— Start of Dataset rows —

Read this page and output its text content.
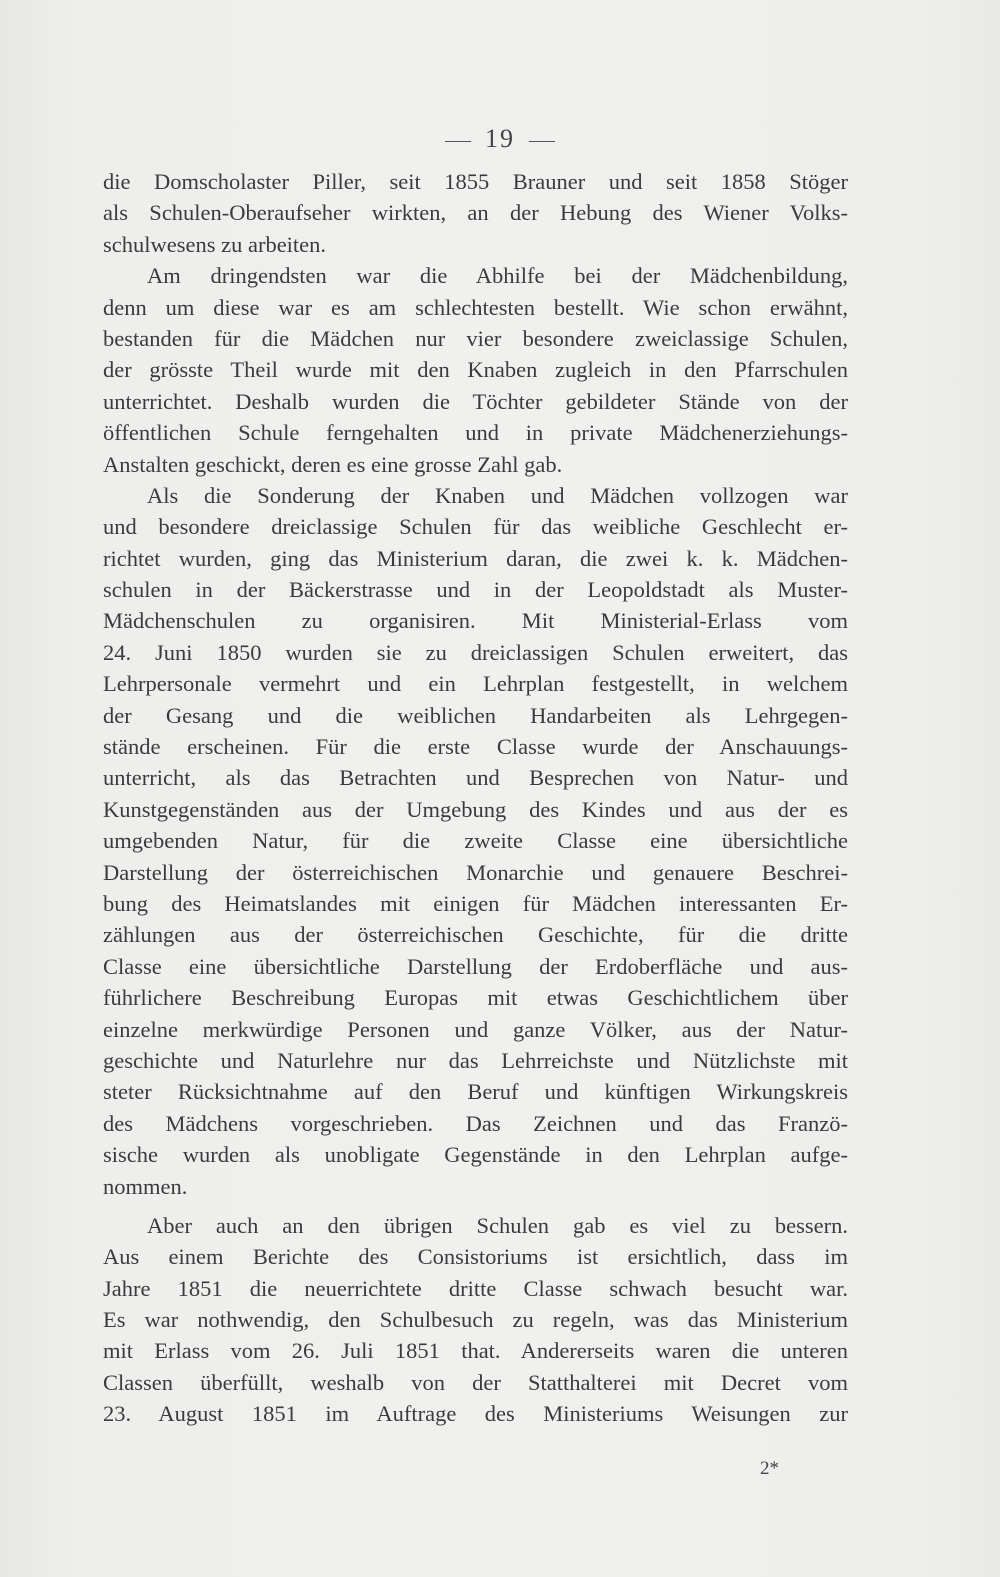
19
die Domscholaster Piller, seit 1855 Brauner und seit 1858 Stöger
als Schulen-Oberaufseher wirkten, an der Hebung des Wiener Volks-
schulwesens zu arbeiten.
Am dringendsten war die Abhilfe bei der Mädchenbildung,
denn um diese war es am schlechtesten bestellt. Wie schon erwähnt,
bestanden für die Mädchen nur vier besondere zweiclassige Schulen,
der grösste Theil wurde mit den Knaben zugleich in den Pfarrschulen
unterrichtet. Deshalb wurden die Töchter gebildeter Stände von der
öffentlichen Schule ferngehalten und in private Mädchenerziehungs-
Anstalten geschickt, deren es eine grosse Zahl gab.
Als die Sonderung der Knaben und Mädchen vollzogen war
und besondere dreiclassige Schulen für das weibliche Geschlecht er-
richtet wurden, ging das Ministerium daran, die zwei k. k. Mädchen-
schulen in der Bäckerstrasse und in der Leopoldstadt als Muster-
Mädchenschulen zu organisiren. Mit Ministerial-Erlass vom
24. Juni 1850 wurden sie zu dreiclassigen Schulen erweitert, das
Lehrpersonale vermehrt und ein Lehrplan festgestellt, in welchem
der Gesang und die weiblichen Handarbeiten als Lehrgegen-
stände erscheinen. Für die erste Classe wurde der Anschauungs-
unterricht, als das Betrachten und Besprechen von Natur- und
Kunstgegenständen aus der Umgebung des Kindes und aus der es
umgebenden Natur, für die zweite Classe eine übersichtliche
Darstellung der österreichischen Monarchie und genauere Beschrei-
bung des Heimatslandes mit einigen für Mädchen interessanten Er-
zählungen aus der österreichischen Geschichte, für die dritte
Classe eine übersichtliche Darstellung der Erdoberfläche und aus-
führlichere Beschreibung Europas mit etwas Geschichtlichem über
einzelne merkwürdige Personen und ganze Völker, aus der Natur-
geschichte und Naturlehre nur das Lehrreichste und Nützlichste mit
steter Rücksichtnahme auf den Beruf und künftigen Wirkungskreis
des Mädchens vorgeschrieben. Das Zeichnen und das Franzö-
sische wurden als unobligate Gegenstände in den Lehrplan aufge-
nommen.
Aber auch an den übrigen Schulen gab es viel zu bessern.
Aus einem Berichte des Consistoriums ist ersichtlich, dass im
Jahre 1851 die neuerrichtete dritte Classe schwach besucht war.
Es war nothwendig, den Schulbesuch zu regeln, was das Ministerium
mit Erlass vom 26. Juli 1851 that. Andererseits waren die unteren
Classen überfüllt, weshalb von der Statthalterei mit Decret vom
23. August 1851 im Auftrage des Ministeriums Weisungen zur
2*
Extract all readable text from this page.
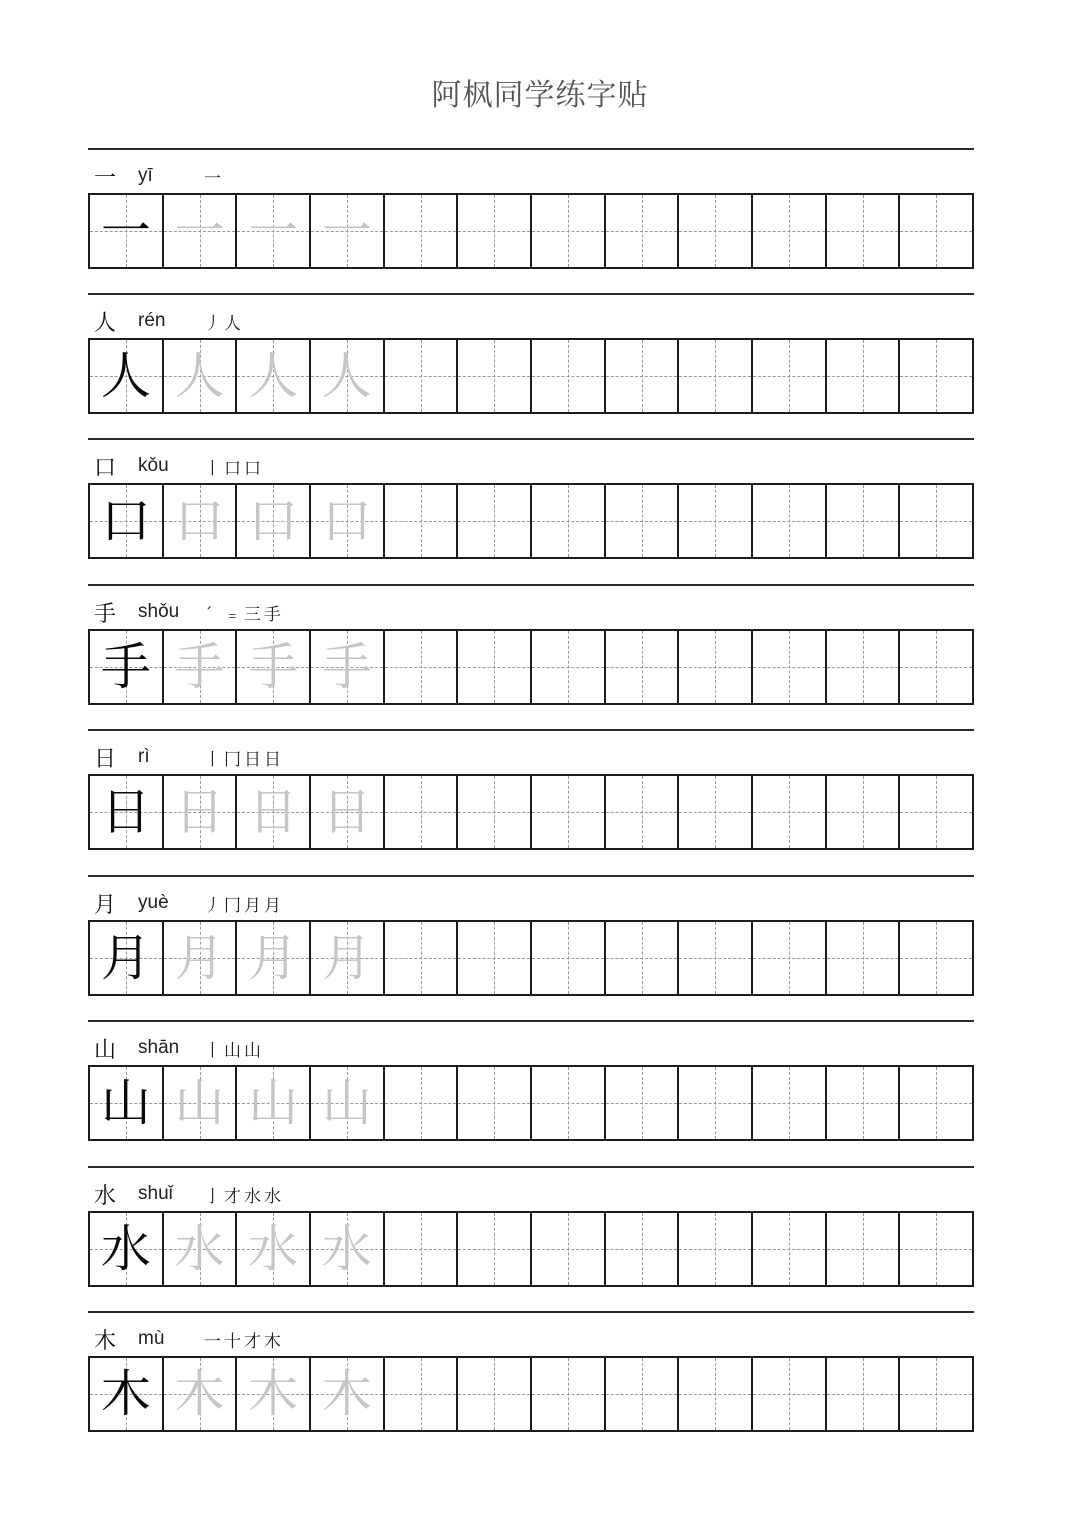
阿枫同学练字贴
一	yī	一
一 一 一 一
人	rén	丿人
人 人 人 人
口	kǒu	丨口口
口 口 口 口
手	shǒu	ˊ ﹦三手
手 手 手 手
日	rì	丨冂日日
日 日 日 日
月	yuè	丿冂月月
月 月 月 月
山	shān	丨山山
山 山 山 山
水	shuǐ	亅才水水
水 水 水 水
木	mù	一十才木
木 木 木 木
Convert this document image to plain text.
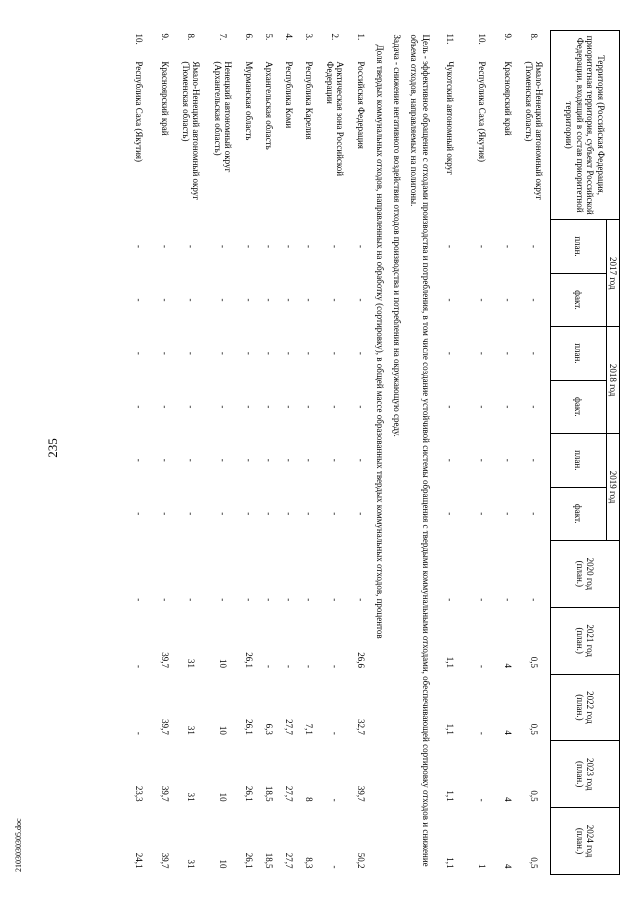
235
2103030305.doc
Территория (Российская Федерация, приоритетная территория, субъект Российской Федерации, входящий в состав приоритетной территории)		2017 год		2018 год		2019 год		2020 год (план.)	2021 год (план.)	2022 год (план.)	2023 год (план.)	2024 год (план.)
		план.	факт.	план.	факт.	план.	факт.					
8.	Ямало-Ненецкий автономный округ (Тюменская область)	-	-	-	-	-	-	-	0,5	0,5	0,5	0,5
9.	Красноярский край	-	-	-	-	-	-	-	4	4	4	4
10.	Республика Саха (Якутия)	-	-	-	-	-	-	-	-	-	-	1
11.	Чукотский автономный округ	-	-	-	-	-	-	-	1,1	1,1	1,1	1,1
Цель - эффективное обращение с отходами производства и потребления, в том числе создание устойчивой системы обращения с твердыми коммунальными отходами, обеспечивающей сортировку отходов и снижение объема отходов, направляемых на полигоны.												
Задача - снижение негативного воздействия отходов производства и потребления на окружающую среду.												
Доля твердых коммунальных отходов, направленных на обработку (сортировку), в общей массе образованных твердых коммунальных отходов, процентов												
1.	Российская Федерация	-	-	-	-	-	-	-	26,6	32,7	39,7	50,2
2.	Арктическая зона Российской Федерации	-	-	-	-	-	-	-	-	-	-	-
3.	Республика Карелия	-	-	-	-	-	-	-	-	7,1	8	8,3
4.	Республика Коми	-	-	-	-	-	-	-	-	27,7	27,7	27,7
5.	Архангельская область	-	-	-	-	-	-	-	-	6,3	18,5	18,5
6.	Мурманская область	-	-	-	-	-	-	-	26,1	26,1	26,1	26,1
7.	Ненецкий автономный округ (Архангельская область)	-	-	-	-	-	-	-	10	10	10	10
8.	Ямало-Ненецкий автономный округ (Тюменская область)	-	-	-	-	-	-	-	31	31	31	31
9.	Красноярский край	-	-	-	-	-	-	-	39,7	39,7	39,7	39,7
10.	Республика Саха (Якутия)	-	-	-	-	-	-	-	-	-	23,3	24,1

— End of Dataset rows —

= The request =
All records above are to be printed exactly, minus the pictures they contain.

= In response =
Read this page and output its text content.
19
die Domscholaster Piller, seit 1855 Brauner und seit 1858 Stöger
als Schulen-Oberaufseher wirkten, an der Hebung des Wiener Volks-
schulwesens zu arbeiten.
Am dringendsten war die Abhilfe bei der Mädchenbildung,
denn um diese war es am schlechtesten bestellt. Wie schon erwähnt,
bestanden für die Mädchen nur vier besondere zweiclassige Schulen,
der grösste Theil wurde mit den Knaben zugleich in den Pfarrschulen
unterrichtet. Deshalb wurden die Töchter gebildeter Stände von der
öffentlichen Schule ferngehalten und in private Mädchenerziehungs-
Anstalten geschickt, deren es eine grosse Zahl gab.
Als die Sonderung der Knaben und Mädchen vollzogen war
und besondere dreiclassige Schulen für das weibliche Geschlecht er-
richtet wurden, ging das Ministerium daran, die zwei k. k. Mädchen-
schulen in der Bäckerstrasse und in der Leopoldstadt als Muster-
Mädchenschulen zu organisiren. Mit Ministerial-Erlass vom
24. Juni 1850 wurden sie zu dreiclassigen Schulen erweitert, das
Lehrpersonale vermehrt und ein Lehrplan festgestellt, in welchem
der Gesang und die weiblichen Handarbeiten als Lehrgegen-
stände erscheinen. Für die erste Classe wurde der Anschauungs-
unterricht, als das Betrachten und Besprechen von Natur- und
Kunstgegenständen aus der Umgebung des Kindes und aus der es
umgebenden Natur, für die zweite Classe eine übersichtliche
Darstellung der österreichischen Monarchie und genauere Beschrei-
bung des Heimatslandes mit einigen für Mädchen interessanten Er-
zählungen aus der österreichischen Geschichte, für die dritte
Classe eine übersichtliche Darstellung der Erdoberfläche und aus-
führlichere Beschreibung Europas mit etwas Geschichtlichem über
einzelne merkwürdige Personen und ganze Völker, aus der Natur-
geschichte und Naturlehre nur das Lehrreichste und Nützlichste mit
steter Rücksichtnahme auf den Beruf und künftigen Wirkungskreis
des Mädchens vorgeschrieben. Das Zeichnen und das Franzö-
sische wurden als unobligate Gegenstände in den Lehrplan aufge-
nommen.
Aber auch an den übrigen Schulen gab es viel zu bessern.
Aus einem Berichte des Consistoriums ist ersichtlich, dass im
Jahre 1851 die neuerrichtete dritte Classe schwach besucht war.
Es war nothwendig, den Schulbesuch zu regeln, was das Ministerium
mit Erlass vom 26. Juli 1851 that. Andererseits waren die unteren
Classen überfüllt, weshalb von der Statthalterei mit Decret vom
23. August 1851 im Auftrage des Ministeriums Weisungen zur
2*
Extract all readable text from this page.
阿枫同学练字贴
一	yī	一
一 一 一 一
人	rén	丿人
人 人 人 人
口	kǒu	丨口口
口 口 口 口
手	shǒu	ˊ ﹦三手
手 手 手 手
日	rì	丨冂日日
日 日 日 日
月	yuè	丿冂月月
月 月 月 月
山	shān	丨山山
山 山 山 山
水	shuǐ	亅才水水
水 水 水 水
木	mù	一十才木
木 木 木 木
Convert this document image to plain text.
235
2103030305.doc
Территория (Российская Федерация, приоритетная территория, субъект Российской Федерации, входящий в состав приоритетной территории)		2017 год		2018 год		2019 год		2020 год (план.)	2021 год (план.)	2022 год (план.)	2023 год (план.)	2024 год (план.)
		план.	факт.	план.	факт.	план.	факт.					
8.	Ямало-Ненецкий автономный округ (Тюменская область)	-	-	-	-	-	-	-	0,5	0,5	0,5	0,5
9.	Красноярский край	-	-	-	-	-	-	-	4	4	4	4
10.	Республика Саха (Якутия)	-	-	-	-	-	-	-	-	-	-	1
11.	Чукотский автономный округ	-	-	-	-	-	-	-	1,1	1,1	1,1	1,1
Цель - эффективное обращение с отходами производства и потребления, в том числе создание устойчивой системы обращения с твердыми коммунальными отходами, обеспечивающей сортировку отходов и снижение объема отходов, направляемых на полигоны.												
Задача - снижение негативного воздействия отходов производства и потребления на окружающую среду.												
Доля твердых коммунальных отходов, направленных на обработку (сортировку), в общей массе образованных твердых коммунальных отходов, процентов												
1.	Российская Федерация	-	-	-	-	-	-	-	26,6	32,7	39,7	50,2
2.	Арктическая зона Российской Федерации	-	-	-	-	-	-	-	-	-	-	-
3.	Республика Карелия	-	-	-	-	-	-	-	-	7,1	8	8,3
4.	Республика Коми	-	-	-	-	-	-	-	-	27,7	27,7	27,7
5.	Архангельская область	-	-	-	-	-	-	-	-	6,3	18,5	18,5
6.	Мурманская область	-	-	-	-	-	-	-	26,1	26,1	26,1	26,1
7.	Ненецкий автономный округ (Архангельская область)	-	-	-	-	-	-	-	10	10	10	10
8.	Ямало-Ненецкий автономный округ (Тюменская область)	-	-	-	-	-	-	-	31	31	31	31
9.	Красноярский край	-	-	-	-	-	-	-	39,7	39,7	39,7	39,7
10.	Республика Саха (Якутия)	-	-	-	-	-	-	-	-	-	23,3	24,1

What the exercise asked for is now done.